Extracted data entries
******************************
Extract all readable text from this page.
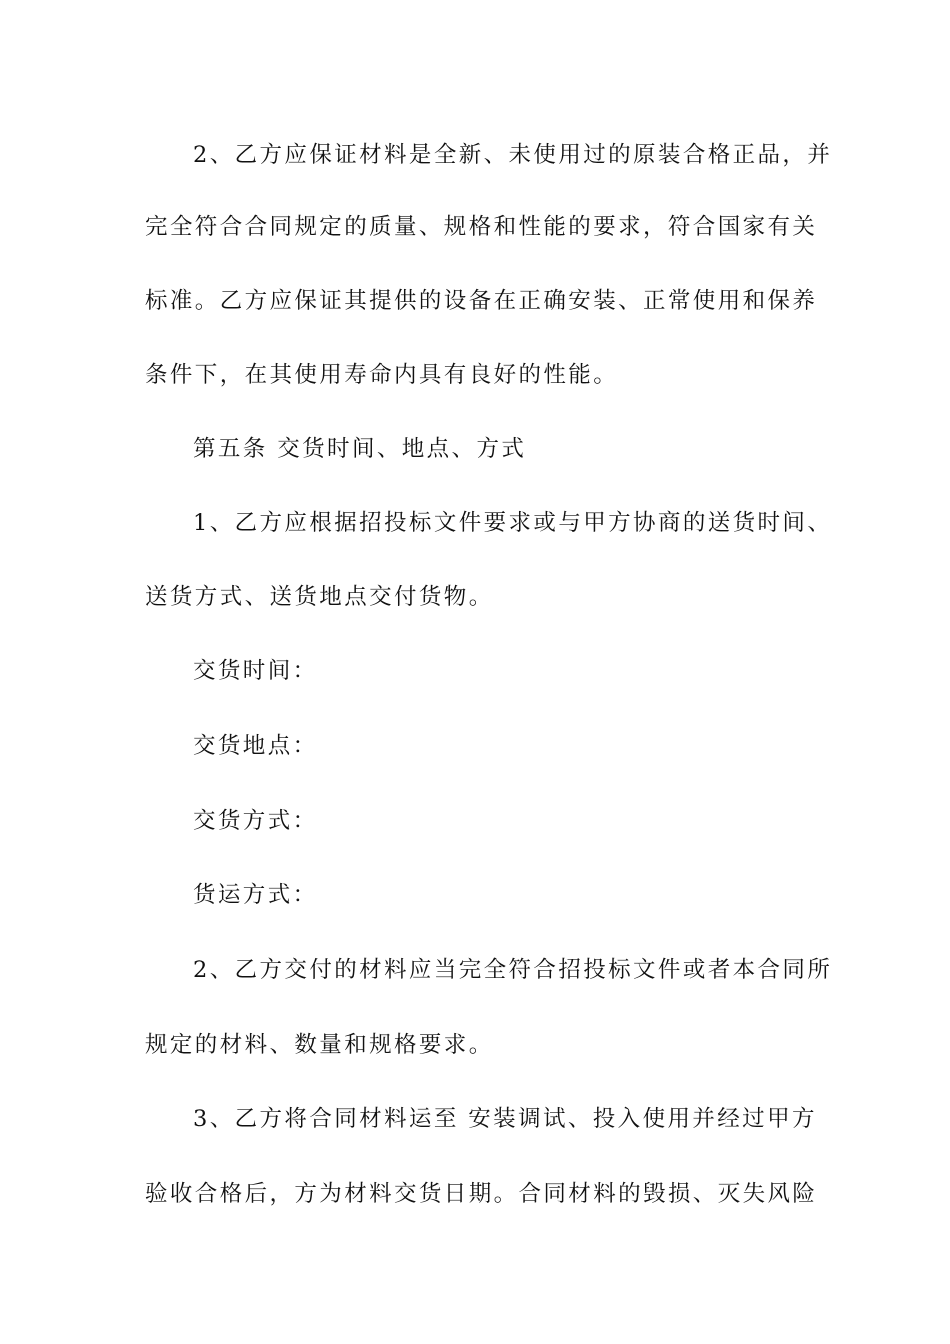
2、乙方应保证材料是全新、未使用过的原装合格正品，并
完全符合合同规定的质量、规格和性能的要求，符合国家有关
标准。乙方应保证其提供的设备在正确安装、正常使用和保养
条件下，在其使用寿命内具有良好的性能。
第五条 交货时间、地点、方式
1、乙方应根据招投标文件要求或与甲方协商的送货时间、
送货方式、送货地点交付货物。
交货时间：
交货地点：
交货方式：
货运方式：
2、乙方交付的材料应当完全符合招投标文件或者本合同所
规定的材料、数量和规格要求。
3、乙方将合同材料运至 安装调试、投入使用并经过甲方
验收合格后，方为材料交货日期。合同材料的毁损、灭失风险
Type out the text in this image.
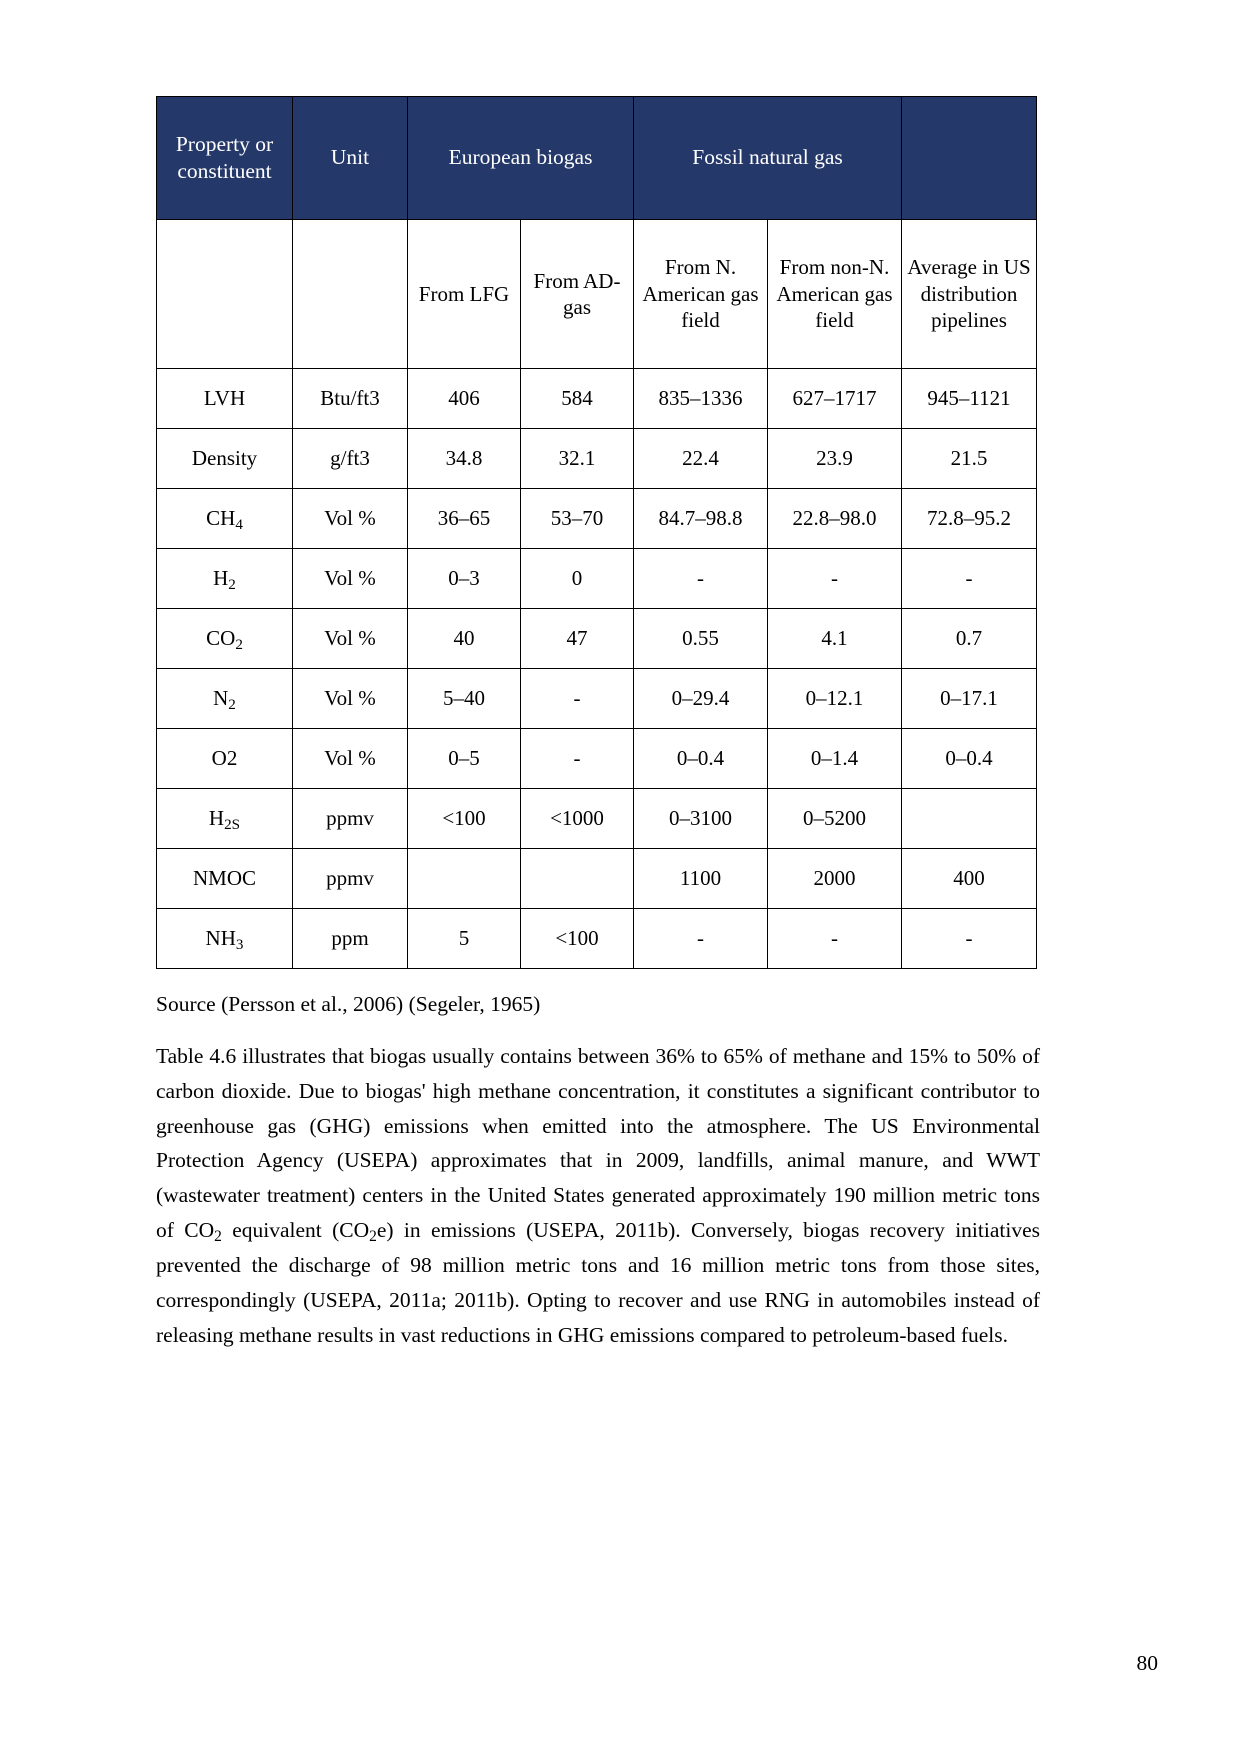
Property or constituent	Unit	European biogas		Fossil natural gas		
		From LFG	From AD-gas	From N. American gas field	From non-N. American gas field	Average in US distribution pipelines
LVH	Btu/ft3	406	584	835–1336	627–1717	945–1121
Density	g/ft3	34.8	32.1	22.4	23.9	21.5
$CH_4$	Vol %	36–65	53–70	84.7–98.8	22.8–98.0	72.8–95.2
$H_2$	Vol %	0–3	0	-	-	-
$CO_2$	Vol %	40	47	0.55	4.1	0.7
$N_2$	Vol %	5–40	-	0–29.4	0–12.1	0–17.1
O2	Vol %	0–5	-	0–0.4	0–1.4	0–0.4
$H_{2S}$	ppmv	<100	<1000	0–3100	0–5200	
NMOC	ppmv			1100	2000	400
$NH_3$	ppm	5	<100	-	-	-
Source (Persson et al., 2006) (Segeler, 1965)
Table 4.6 illustrates that biogas usually contains between 36% to 65% of methane and 15% to 50% of carbon dioxide. Due to biogas' high methane concentration, it constitutes a significant contributor to greenhouse gas (GHG) emissions when emitted into the atmosphere. The US Environmental Protection Agency (USEPA) approximates that in 2009, landfills, animal manure, and WWT (wastewater treatment) centers in the United States generated approximately 190 million metric tons of $CO_2$ equivalent $(CO_2e)$ in emissions (USEPA, 2011b). Conversely, biogas recovery initiatives prevented the discharge of 98 million metric tons and 16 million metric tons from those sites, correspondingly (USEPA, 2011a; 2011b). Opting to recover and use RNG in automobiles instead of releasing methane results in vast reductions in GHG emissions compared to petroleum-based fuels.
80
******************************
## TASK PROMPT:
Scan the data for the word "this" and copy every line where it shows up.

## TASK OUTPUT:
Extract all readable text from this page.
Type out the text in this image.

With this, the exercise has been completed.